§ **Data section**:

□ □ □ □ □ □ □

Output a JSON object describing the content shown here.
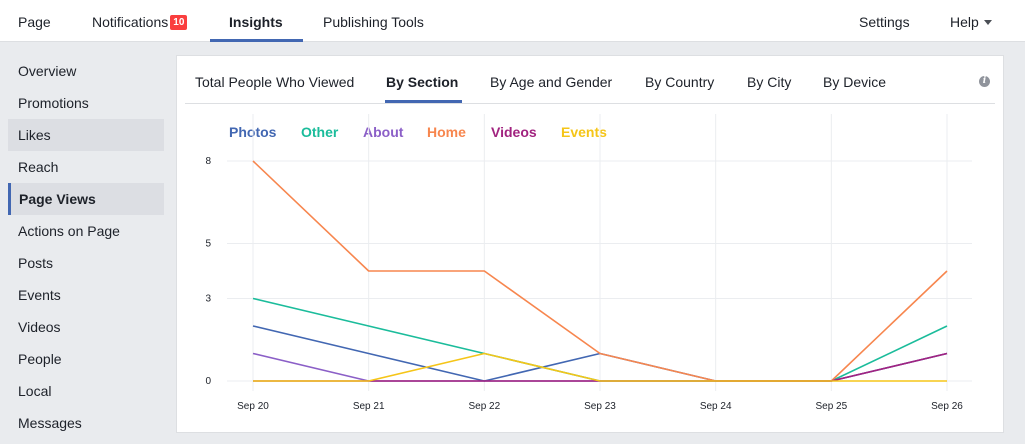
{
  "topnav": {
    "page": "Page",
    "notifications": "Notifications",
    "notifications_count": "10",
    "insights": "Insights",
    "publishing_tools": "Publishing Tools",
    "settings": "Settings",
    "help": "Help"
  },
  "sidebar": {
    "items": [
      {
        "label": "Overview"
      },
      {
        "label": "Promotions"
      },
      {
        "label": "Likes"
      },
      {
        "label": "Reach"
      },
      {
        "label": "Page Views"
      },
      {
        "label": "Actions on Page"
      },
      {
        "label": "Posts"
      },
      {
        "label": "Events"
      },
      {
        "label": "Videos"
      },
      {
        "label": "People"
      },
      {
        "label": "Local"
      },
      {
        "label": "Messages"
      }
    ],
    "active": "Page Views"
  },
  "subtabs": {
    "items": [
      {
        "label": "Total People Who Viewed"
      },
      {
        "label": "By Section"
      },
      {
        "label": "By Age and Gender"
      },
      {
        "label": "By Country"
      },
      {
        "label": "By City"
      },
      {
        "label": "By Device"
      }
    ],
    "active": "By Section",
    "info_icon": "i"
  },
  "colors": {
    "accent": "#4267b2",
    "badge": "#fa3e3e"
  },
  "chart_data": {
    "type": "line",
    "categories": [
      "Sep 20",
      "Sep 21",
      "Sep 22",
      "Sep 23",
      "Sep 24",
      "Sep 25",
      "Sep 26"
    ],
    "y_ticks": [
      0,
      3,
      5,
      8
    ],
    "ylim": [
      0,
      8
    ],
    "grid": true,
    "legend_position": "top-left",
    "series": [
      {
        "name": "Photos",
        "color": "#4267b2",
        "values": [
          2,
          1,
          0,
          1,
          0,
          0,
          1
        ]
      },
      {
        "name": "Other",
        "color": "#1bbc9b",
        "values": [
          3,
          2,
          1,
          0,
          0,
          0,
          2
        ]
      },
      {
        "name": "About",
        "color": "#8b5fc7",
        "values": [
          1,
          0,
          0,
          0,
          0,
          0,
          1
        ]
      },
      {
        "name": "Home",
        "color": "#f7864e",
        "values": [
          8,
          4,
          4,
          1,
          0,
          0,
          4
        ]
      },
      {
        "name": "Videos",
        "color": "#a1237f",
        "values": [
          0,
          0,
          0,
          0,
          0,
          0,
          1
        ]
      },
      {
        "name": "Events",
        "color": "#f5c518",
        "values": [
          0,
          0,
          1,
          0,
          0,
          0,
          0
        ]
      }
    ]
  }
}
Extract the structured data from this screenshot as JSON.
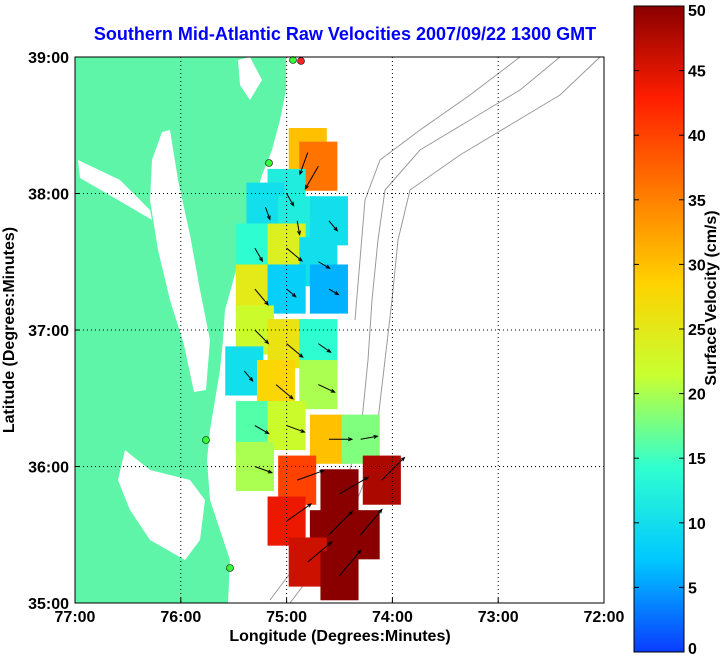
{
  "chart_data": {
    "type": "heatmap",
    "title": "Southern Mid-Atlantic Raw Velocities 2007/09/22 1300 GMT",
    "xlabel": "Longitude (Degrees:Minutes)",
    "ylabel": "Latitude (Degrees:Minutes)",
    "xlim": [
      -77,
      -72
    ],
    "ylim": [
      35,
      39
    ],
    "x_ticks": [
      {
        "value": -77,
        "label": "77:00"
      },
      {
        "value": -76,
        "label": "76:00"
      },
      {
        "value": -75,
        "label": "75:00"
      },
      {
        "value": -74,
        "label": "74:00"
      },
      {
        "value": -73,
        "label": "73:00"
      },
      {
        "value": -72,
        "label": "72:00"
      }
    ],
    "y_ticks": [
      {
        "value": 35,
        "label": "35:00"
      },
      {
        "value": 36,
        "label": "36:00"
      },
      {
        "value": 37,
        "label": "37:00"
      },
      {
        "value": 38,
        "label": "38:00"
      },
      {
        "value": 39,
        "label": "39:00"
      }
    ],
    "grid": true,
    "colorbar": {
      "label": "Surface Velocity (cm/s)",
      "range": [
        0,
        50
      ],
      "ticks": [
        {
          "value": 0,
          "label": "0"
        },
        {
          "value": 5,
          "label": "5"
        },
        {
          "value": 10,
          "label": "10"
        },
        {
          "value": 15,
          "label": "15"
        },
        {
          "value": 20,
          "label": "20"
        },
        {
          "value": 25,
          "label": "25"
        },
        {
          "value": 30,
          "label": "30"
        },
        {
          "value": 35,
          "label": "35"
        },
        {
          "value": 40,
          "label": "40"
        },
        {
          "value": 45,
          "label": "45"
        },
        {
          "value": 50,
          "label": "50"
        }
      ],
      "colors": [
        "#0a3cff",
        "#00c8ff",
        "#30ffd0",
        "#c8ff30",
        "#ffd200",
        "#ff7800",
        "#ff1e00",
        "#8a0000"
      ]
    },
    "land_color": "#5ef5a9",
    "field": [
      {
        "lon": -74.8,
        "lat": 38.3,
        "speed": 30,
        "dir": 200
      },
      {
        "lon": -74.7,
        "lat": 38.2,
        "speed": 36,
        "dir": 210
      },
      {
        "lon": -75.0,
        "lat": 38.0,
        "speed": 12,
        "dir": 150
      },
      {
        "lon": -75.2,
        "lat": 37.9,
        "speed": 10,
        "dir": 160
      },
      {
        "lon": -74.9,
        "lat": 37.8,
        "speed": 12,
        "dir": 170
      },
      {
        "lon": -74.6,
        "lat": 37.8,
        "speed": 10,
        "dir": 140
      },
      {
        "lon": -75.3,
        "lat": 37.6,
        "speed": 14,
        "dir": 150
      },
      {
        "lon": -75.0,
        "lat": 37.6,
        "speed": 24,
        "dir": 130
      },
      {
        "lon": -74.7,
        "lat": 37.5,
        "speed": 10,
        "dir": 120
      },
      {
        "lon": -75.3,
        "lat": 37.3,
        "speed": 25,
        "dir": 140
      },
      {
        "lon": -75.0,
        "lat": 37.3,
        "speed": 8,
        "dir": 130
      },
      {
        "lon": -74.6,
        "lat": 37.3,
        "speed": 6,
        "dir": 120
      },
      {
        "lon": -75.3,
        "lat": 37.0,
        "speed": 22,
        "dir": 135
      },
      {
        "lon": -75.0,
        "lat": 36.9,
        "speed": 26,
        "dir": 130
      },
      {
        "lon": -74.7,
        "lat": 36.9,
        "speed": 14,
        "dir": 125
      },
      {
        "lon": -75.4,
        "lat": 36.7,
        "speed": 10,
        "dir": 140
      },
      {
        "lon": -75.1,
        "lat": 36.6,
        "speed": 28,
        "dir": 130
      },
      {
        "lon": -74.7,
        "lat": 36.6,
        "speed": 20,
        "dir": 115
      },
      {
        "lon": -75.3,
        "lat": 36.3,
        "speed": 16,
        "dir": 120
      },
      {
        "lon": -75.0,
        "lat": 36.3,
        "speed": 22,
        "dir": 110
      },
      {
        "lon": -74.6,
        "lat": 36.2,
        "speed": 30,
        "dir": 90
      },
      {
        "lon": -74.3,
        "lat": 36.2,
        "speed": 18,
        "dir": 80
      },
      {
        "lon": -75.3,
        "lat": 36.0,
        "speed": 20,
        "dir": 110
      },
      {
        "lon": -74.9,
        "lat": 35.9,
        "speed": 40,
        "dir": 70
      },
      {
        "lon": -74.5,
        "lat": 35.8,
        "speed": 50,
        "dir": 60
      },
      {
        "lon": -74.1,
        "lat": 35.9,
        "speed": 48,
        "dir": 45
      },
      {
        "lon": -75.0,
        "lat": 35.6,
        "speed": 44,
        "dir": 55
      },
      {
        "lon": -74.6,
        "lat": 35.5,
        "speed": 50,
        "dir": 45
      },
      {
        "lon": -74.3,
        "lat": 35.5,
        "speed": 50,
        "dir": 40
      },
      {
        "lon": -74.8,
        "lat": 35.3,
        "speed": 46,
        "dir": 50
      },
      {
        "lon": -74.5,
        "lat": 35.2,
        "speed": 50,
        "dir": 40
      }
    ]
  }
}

□ □ □ □ □ □ □

§ **Exercise prompt**: Copy out the entries verbatim and leave the images out.

§ **Worked answer**:
Output a JSON object describing the content shown here.
{
  "topnav": {
    "page": "Page",
    "notifications": "Notifications",
    "notifications_count": "10",
    "insights": "Insights",
    "publishing_tools": "Publishing Tools",
    "settings": "Settings",
    "help": "Help"
  },
  "sidebar": {
    "items": [
      {
        "label": "Overview"
      },
      {
        "label": "Promotions"
      },
      {
        "label": "Likes"
      },
      {
        "label": "Reach"
      },
      {
        "label": "Page Views"
      },
      {
        "label": "Actions on Page"
      },
      {
        "label": "Posts"
      },
      {
        "label": "Events"
      },
      {
        "label": "Videos"
      },
      {
        "label": "People"
      },
      {
        "label": "Local"
      },
      {
        "label": "Messages"
      }
    ],
    "active": "Page Views"
  },
  "subtabs": {
    "items": [
      {
        "label": "Total People Who Viewed"
      },
      {
        "label": "By Section"
      },
      {
        "label": "By Age and Gender"
      },
      {
        "label": "By Country"
      },
      {
        "label": "By City"
      },
      {
        "label": "By Device"
      }
    ],
    "active": "By Section",
    "info_icon": "i"
  },
  "colors": {
    "accent": "#4267b2",
    "badge": "#fa3e3e"
  },
  "chart_data": {
    "type": "line",
    "categories": [
      "Sep 20",
      "Sep 21",
      "Sep 22",
      "Sep 23",
      "Sep 24",
      "Sep 25",
      "Sep 26"
    ],
    "y_ticks": [
      0,
      3,
      5,
      8
    ],
    "ylim": [
      0,
      8
    ],
    "grid": true,
    "legend_position": "top-left",
    "series": [
      {
        "name": "Photos",
        "color": "#4267b2",
        "values": [
          2,
          1,
          0,
          1,
          0,
          0,
          1
        ]
      },
      {
        "name": "Other",
        "color": "#1bbc9b",
        "values": [
          3,
          2,
          1,
          0,
          0,
          0,
          2
        ]
      },
      {
        "name": "About",
        "color": "#8b5fc7",
        "values": [
          1,
          0,
          0,
          0,
          0,
          0,
          1
        ]
      },
      {
        "name": "Home",
        "color": "#f7864e",
        "values": [
          8,
          4,
          4,
          1,
          0,
          0,
          4
        ]
      },
      {
        "name": "Videos",
        "color": "#a1237f",
        "values": [
          0,
          0,
          0,
          0,
          0,
          0,
          1
        ]
      },
      {
        "name": "Events",
        "color": "#f5c518",
        "values": [
          0,
          0,
          1,
          0,
          0,
          0,
          0
        ]
      }
    ]
  }
}
Extract the structured data from this screenshot as JSON.
{
  "chart_data": {
    "type": "heatmap",
    "title": "Southern Mid-Atlantic Raw Velocities 2007/09/22 1300 GMT",
    "xlabel": "Longitude (Degrees:Minutes)",
    "ylabel": "Latitude (Degrees:Minutes)",
    "xlim": [
      -77,
      -72
    ],
    "ylim": [
      35,
      39
    ],
    "x_ticks": [
      {
        "value": -77,
        "label": "77:00"
      },
      {
        "value": -76,
        "label": "76:00"
      },
      {
        "value": -75,
        "label": "75:00"
      },
      {
        "value": -74,
        "label": "74:00"
      },
      {
        "value": -73,
        "label": "73:00"
      },
      {
        "value": -72,
        "label": "72:00"
      }
    ],
    "y_ticks": [
      {
        "value": 35,
        "label": "35:00"
      },
      {
        "value": 36,
        "label": "36:00"
      },
      {
        "value": 37,
        "label": "37:00"
      },
      {
        "value": 38,
        "label": "38:00"
      },
      {
        "value": 39,
        "label": "39:00"
      }
    ],
    "grid": true,
    "colorbar": {
      "label": "Surface Velocity (cm/s)",
      "range": [
        0,
        50
      ],
      "ticks": [
        {
          "value": 0,
          "label": "0"
        },
        {
          "value": 5,
          "label": "5"
        },
        {
          "value": 10,
          "label": "10"
        },
        {
          "value": 15,
          "label": "15"
        },
        {
          "value": 20,
          "label": "20"
        },
        {
          "value": 25,
          "label": "25"
        },
        {
          "value": 30,
          "label": "30"
        },
        {
          "value": 35,
          "label": "35"
        },
        {
          "value": 40,
          "label": "40"
        },
        {
          "value": 45,
          "label": "45"
        },
        {
          "value": 50,
          "label": "50"
        }
      ],
      "colors": [
        "#0a3cff",
        "#00c8ff",
        "#30ffd0",
        "#c8ff30",
        "#ffd200",
        "#ff7800",
        "#ff1e00",
        "#8a0000"
      ]
    },
    "land_color": "#5ef5a9",
    "field": [
      {
        "lon": -74.8,
        "lat": 38.3,
        "speed": 30,
        "dir": 200
      },
      {
        "lon": -74.7,
        "lat": 38.2,
        "speed": 36,
        "dir": 210
      },
      {
        "lon": -75.0,
        "lat": 38.0,
        "speed": 12,
        "dir": 150
      },
      {
        "lon": -75.2,
        "lat": 37.9,
        "speed": 10,
        "dir": 160
      },
      {
        "lon": -74.9,
        "lat": 37.8,
        "speed": 12,
        "dir": 170
      },
      {
        "lon": -74.6,
        "lat": 37.8,
        "speed": 10,
        "dir": 140
      },
      {
        "lon": -75.3,
        "lat": 37.6,
        "speed": 14,
        "dir": 150
      },
      {
        "lon": -75.0,
        "lat": 37.6,
        "speed": 24,
        "dir": 130
      },
      {
        "lon": -74.7,
        "lat": 37.5,
        "speed": 10,
        "dir": 120
      },
      {
        "lon": -75.3,
        "lat": 37.3,
        "speed": 25,
        "dir": 140
      },
      {
        "lon": -75.0,
        "lat": 37.3,
        "speed": 8,
        "dir": 130
      },
      {
        "lon": -74.6,
        "lat": 37.3,
        "speed": 6,
        "dir": 120
      },
      {
        "lon": -75.3,
        "lat": 37.0,
        "speed": 22,
        "dir": 135
      },
      {
        "lon": -75.0,
        "lat": 36.9,
        "speed": 26,
        "dir": 130
      },
      {
        "lon": -74.7,
        "lat": 36.9,
        "speed": 14,
        "dir": 125
      },
      {
        "lon": -75.4,
        "lat": 36.7,
        "speed": 10,
        "dir": 140
      },
      {
        "lon": -75.1,
        "lat": 36.6,
        "speed": 28,
        "dir": 130
      },
      {
        "lon": -74.7,
        "lat": 36.6,
        "speed": 20,
        "dir": 115
      },
      {
        "lon": -75.3,
        "lat": 36.3,
        "speed": 16,
        "dir": 120
      },
      {
        "lon": -75.0,
        "lat": 36.3,
        "speed": 22,
        "dir": 110
      },
      {
        "lon": -74.6,
        "lat": 36.2,
        "speed": 30,
        "dir": 90
      },
      {
        "lon": -74.3,
        "lat": 36.2,
        "speed": 18,
        "dir": 80
      },
      {
        "lon": -75.3,
        "lat": 36.0,
        "speed": 20,
        "dir": 110
      },
      {
        "lon": -74.9,
        "lat": 35.9,
        "speed": 40,
        "dir": 70
      },
      {
        "lon": -74.5,
        "lat": 35.8,
        "speed": 50,
        "dir": 60
      },
      {
        "lon": -74.1,
        "lat": 35.9,
        "speed": 48,
        "dir": 45
      },
      {
        "lon": -75.0,
        "lat": 35.6,
        "speed": 44,
        "dir": 55
      },
      {
        "lon": -74.6,
        "lat": 35.5,
        "speed": 50,
        "dir": 45
      },
      {
        "lon": -74.3,
        "lat": 35.5,
        "speed": 50,
        "dir": 40
      },
      {
        "lon": -74.8,
        "lat": 35.3,
        "speed": 46,
        "dir": 50
      },
      {
        "lon": -74.5,
        "lat": 35.2,
        "speed": 50,
        "dir": 40
      }
    ]
  }
}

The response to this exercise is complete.